▶ AIM OF THE TASK
In this exercise, return the whole listing exactly, excluding any images.

================================

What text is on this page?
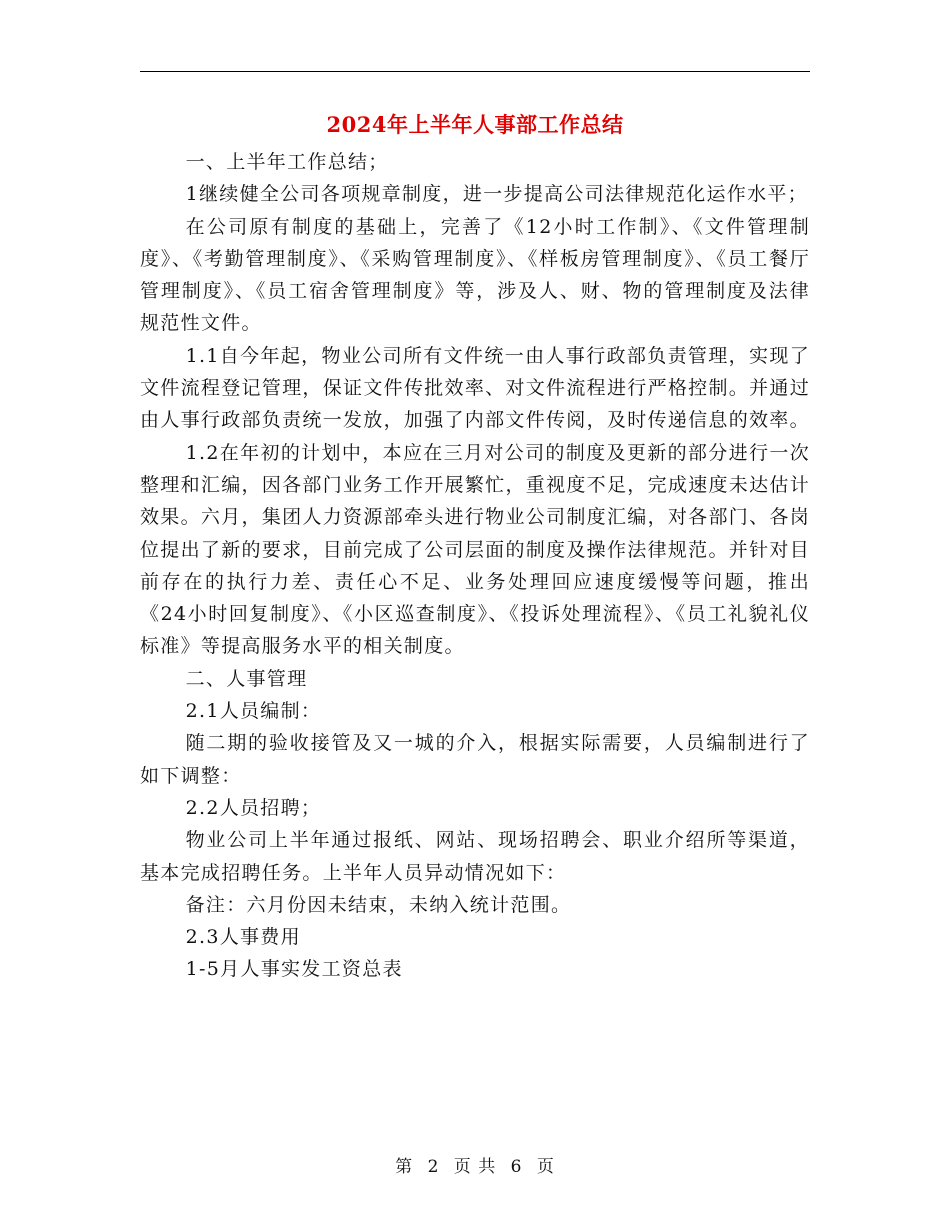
2024年上半年人事部工作总结

一、上半年工作总结；

1继续健全公司各项规章制度，进一步提高公司法律规范化运作水平；

在公司原有制度的基础上，完善了《12小时工作制》、《文件管理制度》、《考勤管理制度》、《采购管理制度》、《样板房管理制度》、《员工餐厅管理制度》、《员工宿舍管理制度》等，涉及人、财、物的管理制度及法律规范性文件。

1.1自今年起，物业公司所有文件统一由人事行政部负责管理，实现了文件流程登记管理，保证文件传批效率、对文件流程进行严格控制。并通过由人事行政部负责统一发放，加强了内部文件传阅，及时传递信息的效率。

1.2在年初的计划中，本应在三月对公司的制度及更新的部分进行一次整理和汇编，因各部门业务工作开展繁忙，重视度不足，完成速度未达估计效果。六月，集团人力资源部牵头进行物业公司制度汇编，对各部门、各岗位提出了新的要求，目前完成了公司层面的制度及操作法律规范。并针对目前存在的执行力差、责任心不足、业务处理回应速度缓慢等问题，推出《24小时回复制度》、《小区巡查制度》、《投诉处理流程》、《员工礼貌礼仪标准》等提高服务水平的相关制度。

二、人事管理

2.1人员编制：

随二期的验收接管及又一城的介入，根据实际需要，人员编制进行了如下调整：

2.2人员招聘；

物业公司上半年通过报纸、网站、现场招聘会、职业介绍所等渠道，基本完成招聘任务。上半年人员异动情况如下：

备注：六月份因未结束，未纳入统计范围。

2.3人事费用

1-5月人事实发工资总表

第 2 页 共 6 页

================================

▶ OUTPUT OF THE TASK
What text is on this page?
2024年上半年人事部工作总结

一、上半年工作总结；

1继续健全公司各项规章制度，进一步提高公司法律规范化运作水平；

在公司原有制度的基础上，完善了《12小时工作制》、《文件管理制度》、《考勤管理制度》、《采购管理制度》、《样板房管理制度》、《员工餐厅管理制度》、《员工宿舍管理制度》等，涉及人、财、物的管理制度及法律规范性文件。

1.1自今年起，物业公司所有文件统一由人事行政部负责管理，实现了文件流程登记管理，保证文件传批效率、对文件流程进行严格控制。并通过由人事行政部负责统一发放，加强了内部文件传阅，及时传递信息的效率。

1.2在年初的计划中，本应在三月对公司的制度及更新的部分进行一次整理和汇编，因各部门业务工作开展繁忙，重视度不足，完成速度未达估计效果。六月，集团人力资源部牵头进行物业公司制度汇编，对各部门、各岗位提出了新的要求，目前完成了公司层面的制度及操作法律规范。并针对目前存在的执行力差、责任心不足、业务处理回应速度缓慢等问题，推出《24小时回复制度》、《小区巡查制度》、《投诉处理流程》、《员工礼貌礼仪标准》等提高服务水平的相关制度。

二、人事管理

2.1人员编制：

随二期的验收接管及又一城的介入，根据实际需要，人员编制进行了如下调整：

2.2人员招聘；

物业公司上半年通过报纸、网站、现场招聘会、职业介绍所等渠道，基本完成招聘任务。上半年人员异动情况如下：

备注：六月份因未结束，未纳入统计范围。

2.3人事费用

1-5月人事实发工资总表

第 2 页 共 6 页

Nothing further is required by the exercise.